SET EXERCISE: Reproduce the whole listing, character for character.

DATA TO USE:

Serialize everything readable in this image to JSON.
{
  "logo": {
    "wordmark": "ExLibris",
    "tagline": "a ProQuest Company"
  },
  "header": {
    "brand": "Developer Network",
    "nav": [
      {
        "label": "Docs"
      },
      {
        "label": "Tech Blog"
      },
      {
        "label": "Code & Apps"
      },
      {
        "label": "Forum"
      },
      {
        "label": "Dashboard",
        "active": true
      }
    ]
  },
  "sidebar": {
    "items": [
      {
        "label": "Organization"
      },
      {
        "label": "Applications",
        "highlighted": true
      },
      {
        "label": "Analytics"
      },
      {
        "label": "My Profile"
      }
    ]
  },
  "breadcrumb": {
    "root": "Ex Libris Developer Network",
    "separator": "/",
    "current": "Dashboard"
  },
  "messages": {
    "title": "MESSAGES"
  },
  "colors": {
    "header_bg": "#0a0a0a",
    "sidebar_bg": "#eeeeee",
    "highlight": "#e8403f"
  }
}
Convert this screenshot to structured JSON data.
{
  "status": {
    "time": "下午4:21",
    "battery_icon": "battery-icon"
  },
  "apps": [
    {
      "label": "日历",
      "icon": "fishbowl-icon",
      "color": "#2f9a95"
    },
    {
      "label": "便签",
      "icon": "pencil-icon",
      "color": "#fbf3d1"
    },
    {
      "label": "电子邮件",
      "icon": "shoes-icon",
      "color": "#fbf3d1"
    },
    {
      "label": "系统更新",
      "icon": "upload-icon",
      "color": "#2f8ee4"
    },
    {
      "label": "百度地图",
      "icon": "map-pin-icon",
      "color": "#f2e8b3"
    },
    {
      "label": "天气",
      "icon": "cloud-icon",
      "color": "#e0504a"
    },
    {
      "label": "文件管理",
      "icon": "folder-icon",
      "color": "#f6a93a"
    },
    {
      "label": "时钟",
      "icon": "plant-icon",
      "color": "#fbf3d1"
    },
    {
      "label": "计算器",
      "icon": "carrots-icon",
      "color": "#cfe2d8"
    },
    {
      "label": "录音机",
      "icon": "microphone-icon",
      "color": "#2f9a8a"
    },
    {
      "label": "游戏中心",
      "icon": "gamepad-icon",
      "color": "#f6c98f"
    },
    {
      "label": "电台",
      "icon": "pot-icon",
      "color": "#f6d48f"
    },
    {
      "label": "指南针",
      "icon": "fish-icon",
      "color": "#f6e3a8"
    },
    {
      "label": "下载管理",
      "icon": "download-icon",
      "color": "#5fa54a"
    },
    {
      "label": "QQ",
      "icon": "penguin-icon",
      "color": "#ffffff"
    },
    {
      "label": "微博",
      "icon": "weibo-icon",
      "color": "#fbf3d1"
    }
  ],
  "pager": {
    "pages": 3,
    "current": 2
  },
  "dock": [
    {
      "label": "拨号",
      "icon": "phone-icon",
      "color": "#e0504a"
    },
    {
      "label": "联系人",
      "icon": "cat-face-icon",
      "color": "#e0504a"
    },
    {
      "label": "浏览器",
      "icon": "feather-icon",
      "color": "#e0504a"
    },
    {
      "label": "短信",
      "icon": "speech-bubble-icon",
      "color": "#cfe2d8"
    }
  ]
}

ANSWER TO THIS TASK:
Serialize everything readable in this image to JSON.
{
  "logo": {
    "wordmark": "ExLibris",
    "tagline": "a ProQuest Company"
  },
  "header": {
    "brand": "Developer Network",
    "nav": [
      {
        "label": "Docs"
      },
      {
        "label": "Tech Blog"
      },
      {
        "label": "Code & Apps"
      },
      {
        "label": "Forum"
      },
      {
        "label": "Dashboard",
        "active": true
      }
    ]
  },
  "sidebar": {
    "items": [
      {
        "label": "Organization"
      },
      {
        "label": "Applications",
        "highlighted": true
      },
      {
        "label": "Analytics"
      },
      {
        "label": "My Profile"
      }
    ]
  },
  "breadcrumb": {
    "root": "Ex Libris Developer Network",
    "separator": "/",
    "current": "Dashboard"
  },
  "messages": {
    "title": "MESSAGES"
  },
  "colors": {
    "header_bg": "#0a0a0a",
    "sidebar_bg": "#eeeeee",
    "highlight": "#e8403f"
  }
}
Convert this screenshot to structured JSON data.
{
  "status": {
    "time": "下午4:21",
    "battery_icon": "battery-icon"
  },
  "apps": [
    {
      "label": "日历",
      "icon": "fishbowl-icon",
      "color": "#2f9a95"
    },
    {
      "label": "便签",
      "icon": "pencil-icon",
      "color": "#fbf3d1"
    },
    {
      "label": "电子邮件",
      "icon": "shoes-icon",
      "color": "#fbf3d1"
    },
    {
      "label": "系统更新",
      "icon": "upload-icon",
      "color": "#2f8ee4"
    },
    {
      "label": "百度地图",
      "icon": "map-pin-icon",
      "color": "#f2e8b3"
    },
    {
      "label": "天气",
      "icon": "cloud-icon",
      "color": "#e0504a"
    },
    {
      "label": "文件管理",
      "icon": "folder-icon",
      "color": "#f6a93a"
    },
    {
      "label": "时钟",
      "icon": "plant-icon",
      "color": "#fbf3d1"
    },
    {
      "label": "计算器",
      "icon": "carrots-icon",
      "color": "#cfe2d8"
    },
    {
      "label": "录音机",
      "icon": "microphone-icon",
      "color": "#2f9a8a"
    },
    {
      "label": "游戏中心",
      "icon": "gamepad-icon",
      "color": "#f6c98f"
    },
    {
      "label": "电台",
      "icon": "pot-icon",
      "color": "#f6d48f"
    },
    {
      "label": "指南针",
      "icon": "fish-icon",
      "color": "#f6e3a8"
    },
    {
      "label": "下载管理",
      "icon": "download-icon",
      "color": "#5fa54a"
    },
    {
      "label": "QQ",
      "icon": "penguin-icon",
      "color": "#ffffff"
    },
    {
      "label": "微博",
      "icon": "weibo-icon",
      "color": "#fbf3d1"
    }
  ],
  "pager": {
    "pages": 3,
    "current": 2
  },
  "dock": [
    {
      "label": "拨号",
      "icon": "phone-icon",
      "color": "#e0504a"
    },
    {
      "label": "联系人",
      "icon": "cat-face-icon",
      "color": "#e0504a"
    },
    {
      "label": "浏览器",
      "icon": "feather-icon",
      "color": "#e0504a"
    },
    {
      "label": "短信",
      "icon": "speech-bubble-icon",
      "color": "#cfe2d8"
    }
  ]
}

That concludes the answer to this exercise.